SUPPLIED RECORDS =>
-*-

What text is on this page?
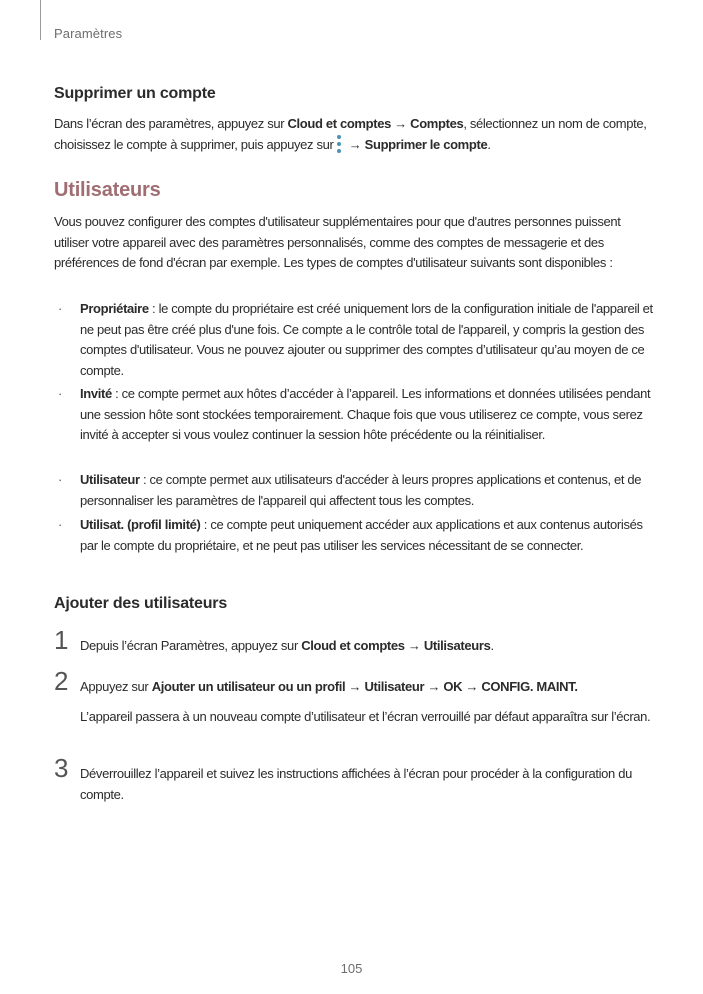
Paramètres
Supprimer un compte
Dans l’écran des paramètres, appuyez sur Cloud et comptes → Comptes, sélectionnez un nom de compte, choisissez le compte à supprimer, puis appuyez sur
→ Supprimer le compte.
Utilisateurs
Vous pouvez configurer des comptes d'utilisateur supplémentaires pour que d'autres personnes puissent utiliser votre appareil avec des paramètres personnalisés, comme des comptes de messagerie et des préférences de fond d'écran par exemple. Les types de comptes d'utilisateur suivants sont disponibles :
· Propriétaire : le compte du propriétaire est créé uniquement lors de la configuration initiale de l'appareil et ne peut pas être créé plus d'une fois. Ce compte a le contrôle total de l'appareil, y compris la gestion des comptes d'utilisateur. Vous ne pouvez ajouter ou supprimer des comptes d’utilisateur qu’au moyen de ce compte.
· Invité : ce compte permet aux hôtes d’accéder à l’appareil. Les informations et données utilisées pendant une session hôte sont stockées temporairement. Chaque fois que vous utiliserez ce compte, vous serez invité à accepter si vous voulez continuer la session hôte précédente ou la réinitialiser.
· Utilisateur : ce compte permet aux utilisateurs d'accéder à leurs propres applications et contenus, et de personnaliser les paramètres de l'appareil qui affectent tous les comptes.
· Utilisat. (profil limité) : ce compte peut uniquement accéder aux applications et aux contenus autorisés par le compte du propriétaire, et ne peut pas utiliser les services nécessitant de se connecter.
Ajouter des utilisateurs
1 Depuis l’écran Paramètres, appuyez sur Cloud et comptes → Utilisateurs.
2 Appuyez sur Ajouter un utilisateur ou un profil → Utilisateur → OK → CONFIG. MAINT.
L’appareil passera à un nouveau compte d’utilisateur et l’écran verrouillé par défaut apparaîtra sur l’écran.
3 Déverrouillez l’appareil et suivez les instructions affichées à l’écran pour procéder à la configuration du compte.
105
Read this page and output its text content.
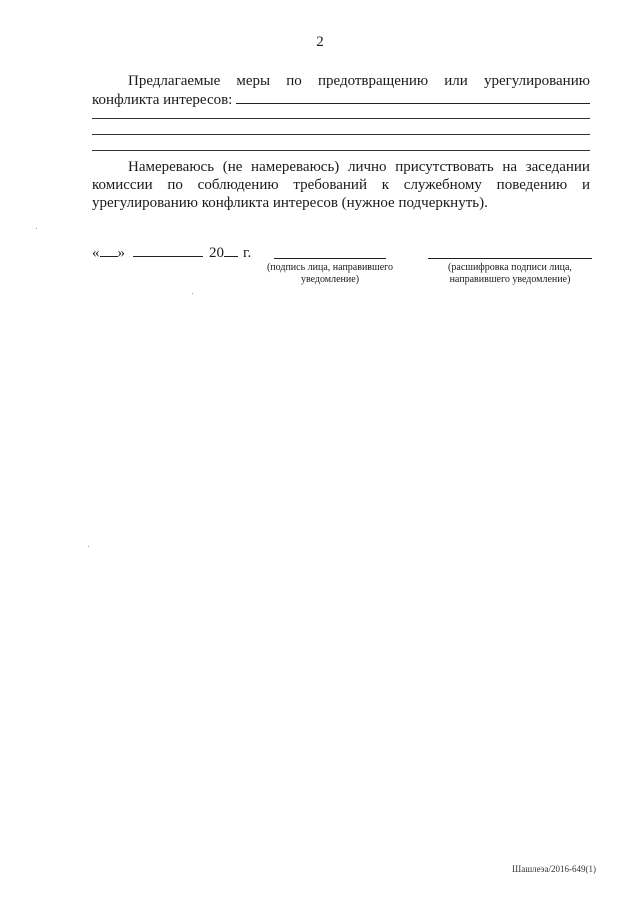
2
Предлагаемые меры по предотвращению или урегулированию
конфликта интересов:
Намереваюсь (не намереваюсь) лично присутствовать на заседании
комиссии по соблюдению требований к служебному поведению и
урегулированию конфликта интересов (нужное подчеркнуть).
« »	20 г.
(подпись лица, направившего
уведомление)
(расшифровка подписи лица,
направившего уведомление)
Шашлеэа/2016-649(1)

-*-

WHAT YOU ARE ASKED TO DO =>
Go through the material and select each line with the string "sont" in it.

FULL RESPONSE =>
Vous pouvez configurer des comptes d'utilisateur supplémentaires pour que d'autres personnes puissent utiliser votre appareil avec des paramètres personnalisés, comme des comptes de messagerie et des préférences de fond d'écran par exemple. Les types de comptes d'utilisateur suivants sont disponibles :
· Invité : ce compte permet aux hôtes d’accéder à l’appareil. Les informations et données utilisées pendant une session hôte sont stockées temporairement. Chaque fois que vous utiliserez ce compte, vous serez invité à accepter si vous voulez continuer la session hôte précédente ou la réinitialiser.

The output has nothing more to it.